■ **RECORDS SHOWN**:
[Begin]

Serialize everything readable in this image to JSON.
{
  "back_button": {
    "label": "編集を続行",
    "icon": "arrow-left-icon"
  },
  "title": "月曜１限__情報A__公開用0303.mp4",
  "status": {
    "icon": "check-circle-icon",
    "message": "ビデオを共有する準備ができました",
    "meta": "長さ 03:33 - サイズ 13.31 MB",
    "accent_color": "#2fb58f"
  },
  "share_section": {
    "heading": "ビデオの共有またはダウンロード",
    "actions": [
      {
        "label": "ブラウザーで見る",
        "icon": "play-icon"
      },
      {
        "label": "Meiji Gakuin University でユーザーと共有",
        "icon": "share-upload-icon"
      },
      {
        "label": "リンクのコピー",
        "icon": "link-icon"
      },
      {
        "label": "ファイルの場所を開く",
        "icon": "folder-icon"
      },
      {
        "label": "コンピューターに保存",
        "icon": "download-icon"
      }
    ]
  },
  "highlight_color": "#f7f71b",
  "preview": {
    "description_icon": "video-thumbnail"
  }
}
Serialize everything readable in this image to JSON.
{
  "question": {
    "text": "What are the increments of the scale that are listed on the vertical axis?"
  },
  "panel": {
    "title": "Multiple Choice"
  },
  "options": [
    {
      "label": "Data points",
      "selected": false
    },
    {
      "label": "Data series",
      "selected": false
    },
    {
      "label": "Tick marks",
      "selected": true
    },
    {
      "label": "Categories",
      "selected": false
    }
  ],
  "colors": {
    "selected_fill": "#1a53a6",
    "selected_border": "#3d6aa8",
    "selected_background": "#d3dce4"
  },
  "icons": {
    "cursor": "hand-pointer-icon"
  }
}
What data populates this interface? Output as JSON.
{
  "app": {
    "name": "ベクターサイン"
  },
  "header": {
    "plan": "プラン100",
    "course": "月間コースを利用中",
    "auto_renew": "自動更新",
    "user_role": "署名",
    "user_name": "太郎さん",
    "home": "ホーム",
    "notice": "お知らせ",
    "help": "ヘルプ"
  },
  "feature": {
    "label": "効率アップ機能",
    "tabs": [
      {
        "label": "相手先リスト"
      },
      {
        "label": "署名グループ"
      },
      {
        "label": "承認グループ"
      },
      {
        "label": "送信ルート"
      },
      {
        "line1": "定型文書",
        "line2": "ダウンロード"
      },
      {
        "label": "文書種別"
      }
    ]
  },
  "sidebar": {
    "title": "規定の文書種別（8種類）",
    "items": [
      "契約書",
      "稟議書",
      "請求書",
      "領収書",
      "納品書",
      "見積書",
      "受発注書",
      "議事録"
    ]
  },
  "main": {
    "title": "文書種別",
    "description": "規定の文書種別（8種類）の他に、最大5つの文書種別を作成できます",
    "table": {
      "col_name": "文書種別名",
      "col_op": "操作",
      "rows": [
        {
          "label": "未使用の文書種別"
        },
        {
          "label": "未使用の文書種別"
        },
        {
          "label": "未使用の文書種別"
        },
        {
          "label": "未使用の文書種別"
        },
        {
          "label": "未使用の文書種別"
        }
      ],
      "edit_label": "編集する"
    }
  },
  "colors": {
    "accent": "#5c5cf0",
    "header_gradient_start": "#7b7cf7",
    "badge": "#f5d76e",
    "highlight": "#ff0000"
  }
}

[End]

■ **TO BE DONE**:
Write down the full listing again, exactly.

■ **PROBLEM SOLUTION**:
Serialize everything readable in this image to JSON.
{
  "back_button": {
    "label": "編集を続行",
    "icon": "arrow-left-icon"
  },
  "title": "月曜１限__情報A__公開用0303.mp4",
  "status": {
    "icon": "check-circle-icon",
    "message": "ビデオを共有する準備ができました",
    "meta": "長さ 03:33 - サイズ 13.31 MB",
    "accent_color": "#2fb58f"
  },
  "share_section": {
    "heading": "ビデオの共有またはダウンロード",
    "actions": [
      {
        "label": "ブラウザーで見る",
        "icon": "play-icon"
      },
      {
        "label": "Meiji Gakuin University でユーザーと共有",
        "icon": "share-upload-icon"
      },
      {
        "label": "リンクのコピー",
        "icon": "link-icon"
      },
      {
        "label": "ファイルの場所を開く",
        "icon": "folder-icon"
      },
      {
        "label": "コンピューターに保存",
        "icon": "download-icon"
      }
    ]
  },
  "highlight_color": "#f7f71b",
  "preview": {
    "description_icon": "video-thumbnail"
  }
}
Serialize everything readable in this image to JSON.
{
  "question": {
    "text": "What are the increments of the scale that are listed on the vertical axis?"
  },
  "panel": {
    "title": "Multiple Choice"
  },
  "options": [
    {
      "label": "Data points",
      "selected": false
    },
    {
      "label": "Data series",
      "selected": false
    },
    {
      "label": "Tick marks",
      "selected": true
    },
    {
      "label": "Categories",
      "selected": false
    }
  ],
  "colors": {
    "selected_fill": "#1a53a6",
    "selected_border": "#3d6aa8",
    "selected_background": "#d3dce4"
  },
  "icons": {
    "cursor": "hand-pointer-icon"
  }
}
What data populates this interface? Output as JSON.
{
  "app": {
    "name": "ベクターサイン"
  },
  "header": {
    "plan": "プラン100",
    "course": "月間コースを利用中",
    "auto_renew": "自動更新",
    "user_role": "署名",
    "user_name": "太郎さん",
    "home": "ホーム",
    "notice": "お知らせ",
    "help": "ヘルプ"
  },
  "feature": {
    "label": "効率アップ機能",
    "tabs": [
      {
        "label": "相手先リスト"
      },
      {
        "label": "署名グループ"
      },
      {
        "label": "承認グループ"
      },
      {
        "label": "送信ルート"
      },
      {
        "line1": "定型文書",
        "line2": "ダウンロード"
      },
      {
        "label": "文書種別"
      }
    ]
  },
  "sidebar": {
    "title": "規定の文書種別（8種類）",
    "items": [
      "契約書",
      "稟議書",
      "請求書",
      "領収書",
      "納品書",
      "見積書",
      "受発注書",
      "議事録"
    ]
  },
  "main": {
    "title": "文書種別",
    "description": "規定の文書種別（8種類）の他に、最大5つの文書種別を作成できます",
    "table": {
      "col_name": "文書種別名",
      "col_op": "操作",
      "rows": [
        {
          "label": "未使用の文書種別"
        },
        {
          "label": "未使用の文書種別"
        },
        {
          "label": "未使用の文書種別"
        },
        {
          "label": "未使用の文書種別"
        },
        {
          "label": "未使用の文書種別"
        }
      ],
      "edit_label": "編集する"
    }
  },
  "colors": {
    "accent": "#5c5cf0",
    "header_gradient_start": "#7b7cf7",
    "badge": "#f5d76e",
    "highlight": "#ff0000"
  }
}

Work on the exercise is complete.